### Goal
From the line that has "OCR this image." down to the final line of the listing below, transcribe every line exactly, and only those.

### Saved entries

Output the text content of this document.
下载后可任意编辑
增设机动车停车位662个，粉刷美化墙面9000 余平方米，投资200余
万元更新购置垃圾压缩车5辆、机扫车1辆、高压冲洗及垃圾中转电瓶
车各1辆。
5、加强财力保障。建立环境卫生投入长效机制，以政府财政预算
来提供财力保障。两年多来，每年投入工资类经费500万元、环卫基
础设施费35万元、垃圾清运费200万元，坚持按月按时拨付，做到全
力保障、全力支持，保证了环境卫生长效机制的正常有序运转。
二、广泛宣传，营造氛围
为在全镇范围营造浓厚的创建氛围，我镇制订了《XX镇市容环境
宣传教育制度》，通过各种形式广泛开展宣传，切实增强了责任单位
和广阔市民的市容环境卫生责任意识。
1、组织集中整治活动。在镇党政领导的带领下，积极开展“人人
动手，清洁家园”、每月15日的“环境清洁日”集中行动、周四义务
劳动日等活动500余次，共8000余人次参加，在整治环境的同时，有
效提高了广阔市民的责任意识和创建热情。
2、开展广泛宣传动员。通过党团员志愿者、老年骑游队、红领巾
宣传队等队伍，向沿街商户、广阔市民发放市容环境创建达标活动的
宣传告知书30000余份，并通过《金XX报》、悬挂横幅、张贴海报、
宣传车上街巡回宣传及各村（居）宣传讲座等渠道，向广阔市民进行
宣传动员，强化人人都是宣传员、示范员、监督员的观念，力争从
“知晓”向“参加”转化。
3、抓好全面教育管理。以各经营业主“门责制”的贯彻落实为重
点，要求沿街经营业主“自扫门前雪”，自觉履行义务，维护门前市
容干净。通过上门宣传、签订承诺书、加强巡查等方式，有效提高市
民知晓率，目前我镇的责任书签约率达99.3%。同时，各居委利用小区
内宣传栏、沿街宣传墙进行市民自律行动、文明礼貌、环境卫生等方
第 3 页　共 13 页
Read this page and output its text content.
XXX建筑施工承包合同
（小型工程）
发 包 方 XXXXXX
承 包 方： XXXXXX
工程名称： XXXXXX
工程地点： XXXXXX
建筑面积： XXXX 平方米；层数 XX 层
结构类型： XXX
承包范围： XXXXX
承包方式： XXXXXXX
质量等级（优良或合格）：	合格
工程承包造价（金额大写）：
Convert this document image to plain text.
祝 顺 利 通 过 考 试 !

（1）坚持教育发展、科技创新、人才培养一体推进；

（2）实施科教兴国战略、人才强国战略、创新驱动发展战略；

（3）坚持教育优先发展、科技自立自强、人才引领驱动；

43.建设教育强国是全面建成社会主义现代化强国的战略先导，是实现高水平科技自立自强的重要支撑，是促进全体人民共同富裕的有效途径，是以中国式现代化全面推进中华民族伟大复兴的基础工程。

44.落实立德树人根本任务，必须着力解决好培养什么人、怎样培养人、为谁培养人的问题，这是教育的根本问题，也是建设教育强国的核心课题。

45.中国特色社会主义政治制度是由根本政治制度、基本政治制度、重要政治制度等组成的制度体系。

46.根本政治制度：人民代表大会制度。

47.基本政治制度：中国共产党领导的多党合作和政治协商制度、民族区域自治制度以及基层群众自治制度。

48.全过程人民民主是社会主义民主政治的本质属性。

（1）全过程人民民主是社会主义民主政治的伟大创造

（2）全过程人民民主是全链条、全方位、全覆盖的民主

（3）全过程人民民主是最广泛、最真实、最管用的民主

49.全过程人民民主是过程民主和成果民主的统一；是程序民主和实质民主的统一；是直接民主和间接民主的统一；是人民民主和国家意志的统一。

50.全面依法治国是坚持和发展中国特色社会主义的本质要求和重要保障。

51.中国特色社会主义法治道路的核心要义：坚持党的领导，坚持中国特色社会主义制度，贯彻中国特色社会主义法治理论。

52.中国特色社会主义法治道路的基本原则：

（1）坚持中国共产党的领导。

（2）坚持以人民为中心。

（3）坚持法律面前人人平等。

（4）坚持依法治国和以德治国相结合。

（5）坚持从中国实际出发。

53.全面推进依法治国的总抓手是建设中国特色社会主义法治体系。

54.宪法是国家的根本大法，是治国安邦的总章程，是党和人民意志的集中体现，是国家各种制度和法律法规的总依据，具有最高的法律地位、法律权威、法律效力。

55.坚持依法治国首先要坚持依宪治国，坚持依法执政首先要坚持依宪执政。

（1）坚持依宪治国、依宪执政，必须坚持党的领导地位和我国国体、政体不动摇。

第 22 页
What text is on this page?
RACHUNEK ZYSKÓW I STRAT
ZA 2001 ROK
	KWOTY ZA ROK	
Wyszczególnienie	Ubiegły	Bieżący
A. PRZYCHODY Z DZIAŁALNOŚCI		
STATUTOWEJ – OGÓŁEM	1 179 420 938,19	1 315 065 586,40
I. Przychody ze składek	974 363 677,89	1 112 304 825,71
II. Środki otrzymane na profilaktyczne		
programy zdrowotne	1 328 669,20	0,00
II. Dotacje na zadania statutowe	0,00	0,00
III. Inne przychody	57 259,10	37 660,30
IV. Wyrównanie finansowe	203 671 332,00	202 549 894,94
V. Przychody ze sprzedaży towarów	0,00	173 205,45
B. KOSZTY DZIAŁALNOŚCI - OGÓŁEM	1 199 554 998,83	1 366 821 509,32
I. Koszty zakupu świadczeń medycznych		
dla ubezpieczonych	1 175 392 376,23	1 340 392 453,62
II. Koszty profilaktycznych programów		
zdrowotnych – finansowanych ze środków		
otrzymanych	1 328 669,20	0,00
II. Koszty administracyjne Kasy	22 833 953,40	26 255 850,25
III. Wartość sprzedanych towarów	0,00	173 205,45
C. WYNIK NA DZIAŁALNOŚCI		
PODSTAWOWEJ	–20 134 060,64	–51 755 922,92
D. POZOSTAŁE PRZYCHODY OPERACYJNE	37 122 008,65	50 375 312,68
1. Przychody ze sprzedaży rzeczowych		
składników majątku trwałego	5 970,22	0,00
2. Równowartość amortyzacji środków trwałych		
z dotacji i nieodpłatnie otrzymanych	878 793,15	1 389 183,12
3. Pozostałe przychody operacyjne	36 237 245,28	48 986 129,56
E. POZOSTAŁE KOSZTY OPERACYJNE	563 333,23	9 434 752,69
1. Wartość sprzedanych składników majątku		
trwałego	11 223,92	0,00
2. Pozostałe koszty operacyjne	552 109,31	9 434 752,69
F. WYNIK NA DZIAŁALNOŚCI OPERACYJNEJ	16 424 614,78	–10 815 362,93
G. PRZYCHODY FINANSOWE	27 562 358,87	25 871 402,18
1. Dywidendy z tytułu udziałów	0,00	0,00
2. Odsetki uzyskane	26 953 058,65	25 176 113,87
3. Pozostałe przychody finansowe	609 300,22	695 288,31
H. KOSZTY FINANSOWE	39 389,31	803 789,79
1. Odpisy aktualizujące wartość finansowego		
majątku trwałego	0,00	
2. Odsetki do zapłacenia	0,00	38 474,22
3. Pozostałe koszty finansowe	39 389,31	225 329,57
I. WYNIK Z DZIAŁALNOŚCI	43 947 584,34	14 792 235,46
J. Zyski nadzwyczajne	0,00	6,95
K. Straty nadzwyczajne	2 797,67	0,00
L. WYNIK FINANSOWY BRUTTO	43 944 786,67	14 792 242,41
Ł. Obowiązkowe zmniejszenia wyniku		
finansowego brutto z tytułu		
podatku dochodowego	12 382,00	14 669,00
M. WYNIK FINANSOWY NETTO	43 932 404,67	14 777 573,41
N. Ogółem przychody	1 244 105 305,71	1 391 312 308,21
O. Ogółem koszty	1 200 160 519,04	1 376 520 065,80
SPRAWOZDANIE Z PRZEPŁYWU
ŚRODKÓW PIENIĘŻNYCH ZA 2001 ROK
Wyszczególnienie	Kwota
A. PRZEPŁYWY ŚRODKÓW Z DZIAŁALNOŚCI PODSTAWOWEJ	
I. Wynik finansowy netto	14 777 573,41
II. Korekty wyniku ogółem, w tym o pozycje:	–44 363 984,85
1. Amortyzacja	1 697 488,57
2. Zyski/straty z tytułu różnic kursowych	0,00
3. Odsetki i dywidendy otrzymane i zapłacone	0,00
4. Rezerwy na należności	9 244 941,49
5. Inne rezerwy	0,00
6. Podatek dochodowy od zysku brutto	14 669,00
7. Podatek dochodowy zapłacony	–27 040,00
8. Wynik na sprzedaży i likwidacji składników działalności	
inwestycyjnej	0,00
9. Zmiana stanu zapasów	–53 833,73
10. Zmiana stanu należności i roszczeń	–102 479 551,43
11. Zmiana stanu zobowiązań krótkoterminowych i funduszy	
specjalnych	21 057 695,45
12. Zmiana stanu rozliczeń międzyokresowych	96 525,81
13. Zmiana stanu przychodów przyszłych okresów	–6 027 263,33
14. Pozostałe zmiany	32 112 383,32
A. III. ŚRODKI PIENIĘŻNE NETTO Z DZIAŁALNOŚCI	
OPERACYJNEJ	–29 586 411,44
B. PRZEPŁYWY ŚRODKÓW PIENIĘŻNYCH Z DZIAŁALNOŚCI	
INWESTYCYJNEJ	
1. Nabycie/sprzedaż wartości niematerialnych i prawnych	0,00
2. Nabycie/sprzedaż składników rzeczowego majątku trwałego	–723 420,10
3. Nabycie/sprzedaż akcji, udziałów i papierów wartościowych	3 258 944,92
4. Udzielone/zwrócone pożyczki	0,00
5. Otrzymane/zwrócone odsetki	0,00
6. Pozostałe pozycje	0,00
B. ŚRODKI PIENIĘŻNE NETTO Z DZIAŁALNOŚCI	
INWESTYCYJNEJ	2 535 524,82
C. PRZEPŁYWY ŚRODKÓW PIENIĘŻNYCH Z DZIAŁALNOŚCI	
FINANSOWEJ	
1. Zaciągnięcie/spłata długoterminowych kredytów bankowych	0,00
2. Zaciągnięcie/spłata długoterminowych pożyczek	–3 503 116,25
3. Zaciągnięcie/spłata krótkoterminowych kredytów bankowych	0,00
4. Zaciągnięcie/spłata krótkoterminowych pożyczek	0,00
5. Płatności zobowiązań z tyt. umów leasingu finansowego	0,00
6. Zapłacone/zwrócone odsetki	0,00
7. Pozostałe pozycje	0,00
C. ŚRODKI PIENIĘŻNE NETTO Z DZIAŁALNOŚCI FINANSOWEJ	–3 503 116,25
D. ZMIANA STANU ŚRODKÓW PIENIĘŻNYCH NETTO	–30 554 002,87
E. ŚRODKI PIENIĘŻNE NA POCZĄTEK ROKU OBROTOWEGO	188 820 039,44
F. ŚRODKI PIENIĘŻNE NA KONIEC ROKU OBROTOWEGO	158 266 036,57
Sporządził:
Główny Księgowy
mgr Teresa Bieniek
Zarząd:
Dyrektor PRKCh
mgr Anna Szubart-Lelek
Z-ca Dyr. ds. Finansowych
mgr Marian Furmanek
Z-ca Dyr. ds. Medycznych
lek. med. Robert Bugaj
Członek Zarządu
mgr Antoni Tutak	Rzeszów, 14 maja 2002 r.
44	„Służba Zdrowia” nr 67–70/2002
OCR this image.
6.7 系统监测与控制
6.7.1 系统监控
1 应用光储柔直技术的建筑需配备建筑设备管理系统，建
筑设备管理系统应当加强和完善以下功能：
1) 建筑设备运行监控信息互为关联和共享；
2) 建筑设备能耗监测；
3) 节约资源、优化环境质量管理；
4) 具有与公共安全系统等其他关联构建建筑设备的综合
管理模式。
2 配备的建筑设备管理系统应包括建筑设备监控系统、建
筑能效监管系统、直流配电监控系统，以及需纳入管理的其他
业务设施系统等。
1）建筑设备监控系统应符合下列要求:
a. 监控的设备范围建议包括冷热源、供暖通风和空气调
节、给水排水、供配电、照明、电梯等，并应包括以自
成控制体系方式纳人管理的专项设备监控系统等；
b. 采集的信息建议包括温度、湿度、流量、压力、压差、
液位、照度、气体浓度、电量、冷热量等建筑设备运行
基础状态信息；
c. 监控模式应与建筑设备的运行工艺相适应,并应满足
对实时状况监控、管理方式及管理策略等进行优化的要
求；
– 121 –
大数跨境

### Output of the task
OCR this image.
6.7 系统监测与控制
6.7.1 系统监控
1 应用光储柔直技术的建筑需配备建筑设备管理系统，建
筑设备管理系统应当加强和完善以下功能：
1) 建筑设备运行监控信息互为关联和共享；
2) 建筑设备能耗监测；
3) 节约资源、优化环境质量管理；
4) 具有与公共安全系统等其他关联构建建筑设备的综合
管理模式。
2 配备的建筑设备管理系统应包括建筑设备监控系统、建
筑能效监管系统、直流配电监控系统，以及需纳入管理的其他
业务设施系统等。
1）建筑设备监控系统应符合下列要求:
a. 监控的设备范围建议包括冷热源、供暖通风和空气调
节、给水排水、供配电、照明、电梯等，并应包括以自
成控制体系方式纳人管理的专项设备监控系统等；
b. 采集的信息建议包括温度、湿度、流量、压力、压差、
液位、照度、气体浓度、电量、冷热量等建筑设备运行
基础状态信息；
c. 监控模式应与建筑设备的运行工艺相适应,并应满足
对实时状况监控、管理方式及管理策略等进行优化的要
求；
– 121 –
大数跨境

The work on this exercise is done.